• WHAT YOU HAVE TO DO:
Search the listing for the string "VEGFC" and copy every line that contains it.

--- INPUT FOR THIS TASK ---

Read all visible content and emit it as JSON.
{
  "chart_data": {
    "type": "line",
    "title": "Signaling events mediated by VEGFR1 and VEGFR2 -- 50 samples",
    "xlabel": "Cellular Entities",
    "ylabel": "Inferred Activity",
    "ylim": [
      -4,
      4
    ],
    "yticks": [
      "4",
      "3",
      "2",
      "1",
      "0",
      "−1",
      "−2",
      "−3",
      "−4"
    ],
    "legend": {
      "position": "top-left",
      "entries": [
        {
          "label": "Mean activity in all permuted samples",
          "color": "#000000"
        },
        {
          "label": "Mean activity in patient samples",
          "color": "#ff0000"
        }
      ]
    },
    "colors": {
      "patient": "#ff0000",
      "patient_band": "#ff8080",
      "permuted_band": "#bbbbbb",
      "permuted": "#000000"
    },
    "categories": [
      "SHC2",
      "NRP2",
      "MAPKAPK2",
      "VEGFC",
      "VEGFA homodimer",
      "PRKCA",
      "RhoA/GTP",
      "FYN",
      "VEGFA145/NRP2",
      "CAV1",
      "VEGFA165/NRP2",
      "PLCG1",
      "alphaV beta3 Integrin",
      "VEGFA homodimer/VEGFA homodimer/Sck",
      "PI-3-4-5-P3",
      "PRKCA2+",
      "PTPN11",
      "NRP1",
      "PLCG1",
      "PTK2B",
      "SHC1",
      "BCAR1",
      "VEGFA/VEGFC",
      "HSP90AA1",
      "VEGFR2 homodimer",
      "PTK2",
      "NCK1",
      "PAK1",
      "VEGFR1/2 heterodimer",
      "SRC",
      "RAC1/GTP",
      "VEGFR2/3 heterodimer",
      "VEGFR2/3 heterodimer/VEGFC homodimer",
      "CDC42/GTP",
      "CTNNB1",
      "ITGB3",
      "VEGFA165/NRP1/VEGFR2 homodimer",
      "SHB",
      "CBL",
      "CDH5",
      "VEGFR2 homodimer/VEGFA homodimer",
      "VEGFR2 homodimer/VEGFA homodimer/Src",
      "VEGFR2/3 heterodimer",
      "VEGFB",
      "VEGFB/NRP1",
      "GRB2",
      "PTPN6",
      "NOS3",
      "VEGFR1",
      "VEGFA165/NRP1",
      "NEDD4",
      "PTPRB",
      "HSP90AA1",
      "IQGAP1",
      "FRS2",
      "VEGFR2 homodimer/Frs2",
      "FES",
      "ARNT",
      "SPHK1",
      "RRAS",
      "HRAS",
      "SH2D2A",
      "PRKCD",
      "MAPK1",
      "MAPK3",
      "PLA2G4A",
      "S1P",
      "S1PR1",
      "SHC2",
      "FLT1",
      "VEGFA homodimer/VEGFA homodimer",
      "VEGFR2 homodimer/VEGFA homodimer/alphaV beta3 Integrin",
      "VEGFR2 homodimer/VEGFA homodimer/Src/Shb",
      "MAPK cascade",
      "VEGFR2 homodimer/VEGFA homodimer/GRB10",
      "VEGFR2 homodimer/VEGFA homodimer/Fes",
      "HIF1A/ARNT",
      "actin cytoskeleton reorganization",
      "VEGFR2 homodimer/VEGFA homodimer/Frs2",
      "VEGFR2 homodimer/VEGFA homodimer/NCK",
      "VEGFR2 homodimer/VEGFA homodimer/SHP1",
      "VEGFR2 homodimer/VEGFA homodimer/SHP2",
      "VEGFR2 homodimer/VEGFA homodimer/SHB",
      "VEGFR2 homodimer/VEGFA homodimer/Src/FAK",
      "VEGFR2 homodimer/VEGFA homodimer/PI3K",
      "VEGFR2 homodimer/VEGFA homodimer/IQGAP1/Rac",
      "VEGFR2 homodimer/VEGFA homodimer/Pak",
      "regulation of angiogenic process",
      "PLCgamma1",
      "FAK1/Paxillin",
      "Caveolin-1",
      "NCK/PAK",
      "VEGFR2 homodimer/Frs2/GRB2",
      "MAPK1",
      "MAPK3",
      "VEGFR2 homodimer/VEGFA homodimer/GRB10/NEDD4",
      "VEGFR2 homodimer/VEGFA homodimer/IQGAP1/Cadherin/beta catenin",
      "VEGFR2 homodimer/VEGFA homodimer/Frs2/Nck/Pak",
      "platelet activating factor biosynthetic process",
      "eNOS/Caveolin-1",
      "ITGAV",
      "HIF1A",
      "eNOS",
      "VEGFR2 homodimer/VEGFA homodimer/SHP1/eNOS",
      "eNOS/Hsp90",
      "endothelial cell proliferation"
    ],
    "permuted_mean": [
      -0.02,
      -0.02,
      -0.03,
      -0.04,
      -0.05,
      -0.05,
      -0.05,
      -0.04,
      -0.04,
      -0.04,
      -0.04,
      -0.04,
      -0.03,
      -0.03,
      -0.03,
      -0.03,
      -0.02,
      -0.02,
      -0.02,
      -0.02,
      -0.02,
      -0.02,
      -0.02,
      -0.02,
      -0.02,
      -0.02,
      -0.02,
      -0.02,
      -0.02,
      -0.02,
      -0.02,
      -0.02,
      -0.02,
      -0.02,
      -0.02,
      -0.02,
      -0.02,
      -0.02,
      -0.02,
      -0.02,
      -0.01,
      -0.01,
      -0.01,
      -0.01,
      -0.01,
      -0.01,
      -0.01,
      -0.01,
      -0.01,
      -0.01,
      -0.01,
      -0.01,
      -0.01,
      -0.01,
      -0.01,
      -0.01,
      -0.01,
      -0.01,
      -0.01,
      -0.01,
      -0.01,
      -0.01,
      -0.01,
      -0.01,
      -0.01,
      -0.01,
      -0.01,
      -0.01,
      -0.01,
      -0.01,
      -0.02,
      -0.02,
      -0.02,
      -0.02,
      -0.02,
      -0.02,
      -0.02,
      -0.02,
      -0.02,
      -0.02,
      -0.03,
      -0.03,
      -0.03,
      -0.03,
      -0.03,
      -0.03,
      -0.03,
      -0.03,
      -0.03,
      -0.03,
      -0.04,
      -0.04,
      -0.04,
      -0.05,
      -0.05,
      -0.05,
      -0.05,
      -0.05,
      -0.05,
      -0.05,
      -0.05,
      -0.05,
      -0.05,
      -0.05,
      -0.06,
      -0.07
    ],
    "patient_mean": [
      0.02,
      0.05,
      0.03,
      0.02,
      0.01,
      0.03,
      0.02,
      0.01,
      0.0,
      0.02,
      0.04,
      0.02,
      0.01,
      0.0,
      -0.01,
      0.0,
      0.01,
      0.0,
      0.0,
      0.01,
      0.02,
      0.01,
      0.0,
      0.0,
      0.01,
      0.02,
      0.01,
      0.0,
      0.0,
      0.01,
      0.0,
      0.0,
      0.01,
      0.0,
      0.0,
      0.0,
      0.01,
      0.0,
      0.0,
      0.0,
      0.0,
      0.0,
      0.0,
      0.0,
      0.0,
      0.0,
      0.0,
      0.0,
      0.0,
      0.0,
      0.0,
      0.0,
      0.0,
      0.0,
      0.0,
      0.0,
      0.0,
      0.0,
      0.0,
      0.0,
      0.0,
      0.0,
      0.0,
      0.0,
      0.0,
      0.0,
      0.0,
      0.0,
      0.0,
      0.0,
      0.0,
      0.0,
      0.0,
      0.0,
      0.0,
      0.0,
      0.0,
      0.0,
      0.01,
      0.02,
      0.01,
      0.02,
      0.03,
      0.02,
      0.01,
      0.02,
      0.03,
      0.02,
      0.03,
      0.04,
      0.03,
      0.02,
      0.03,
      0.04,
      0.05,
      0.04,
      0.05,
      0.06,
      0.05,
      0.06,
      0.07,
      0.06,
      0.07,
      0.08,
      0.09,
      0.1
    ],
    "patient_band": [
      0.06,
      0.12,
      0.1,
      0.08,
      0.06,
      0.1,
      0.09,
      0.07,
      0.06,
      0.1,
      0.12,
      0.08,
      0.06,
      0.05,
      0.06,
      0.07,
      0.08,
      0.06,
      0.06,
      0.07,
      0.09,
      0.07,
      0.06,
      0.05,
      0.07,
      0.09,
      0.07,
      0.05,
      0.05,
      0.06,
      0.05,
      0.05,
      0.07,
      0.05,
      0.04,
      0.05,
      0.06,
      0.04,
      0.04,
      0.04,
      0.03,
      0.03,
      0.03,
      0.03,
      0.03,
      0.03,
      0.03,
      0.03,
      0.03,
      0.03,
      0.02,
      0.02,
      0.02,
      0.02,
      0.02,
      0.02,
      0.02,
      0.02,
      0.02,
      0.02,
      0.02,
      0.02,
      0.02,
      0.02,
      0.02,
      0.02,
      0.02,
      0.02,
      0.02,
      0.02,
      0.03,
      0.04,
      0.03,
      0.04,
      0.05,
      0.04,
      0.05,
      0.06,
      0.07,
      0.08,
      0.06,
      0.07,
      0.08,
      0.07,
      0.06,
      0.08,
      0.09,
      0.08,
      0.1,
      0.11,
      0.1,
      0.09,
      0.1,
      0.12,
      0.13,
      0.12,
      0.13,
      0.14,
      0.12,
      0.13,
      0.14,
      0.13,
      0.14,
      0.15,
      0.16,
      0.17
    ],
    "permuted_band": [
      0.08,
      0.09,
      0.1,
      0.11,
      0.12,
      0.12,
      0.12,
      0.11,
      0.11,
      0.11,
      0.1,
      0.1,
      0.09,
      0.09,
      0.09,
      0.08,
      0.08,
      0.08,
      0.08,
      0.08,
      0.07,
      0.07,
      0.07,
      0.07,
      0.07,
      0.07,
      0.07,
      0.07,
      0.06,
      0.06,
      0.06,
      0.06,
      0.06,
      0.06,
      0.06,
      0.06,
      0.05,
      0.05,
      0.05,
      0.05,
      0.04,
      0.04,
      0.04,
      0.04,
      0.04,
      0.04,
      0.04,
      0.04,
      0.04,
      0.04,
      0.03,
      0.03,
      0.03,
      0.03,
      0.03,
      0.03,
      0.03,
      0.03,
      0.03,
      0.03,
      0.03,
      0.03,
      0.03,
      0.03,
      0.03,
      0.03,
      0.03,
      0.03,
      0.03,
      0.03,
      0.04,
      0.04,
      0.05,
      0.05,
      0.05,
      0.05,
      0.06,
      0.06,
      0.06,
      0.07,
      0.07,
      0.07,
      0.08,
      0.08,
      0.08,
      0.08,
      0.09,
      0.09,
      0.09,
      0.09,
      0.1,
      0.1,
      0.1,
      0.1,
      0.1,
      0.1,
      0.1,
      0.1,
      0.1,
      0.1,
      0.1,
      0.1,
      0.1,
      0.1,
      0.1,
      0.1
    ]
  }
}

---

• RESULT FOR THIS EXERCISE:
      "VEGFC",
      "VEGFA/VEGFC",
      "VEGFR2/3 heterodimer/VEGFC homodimer",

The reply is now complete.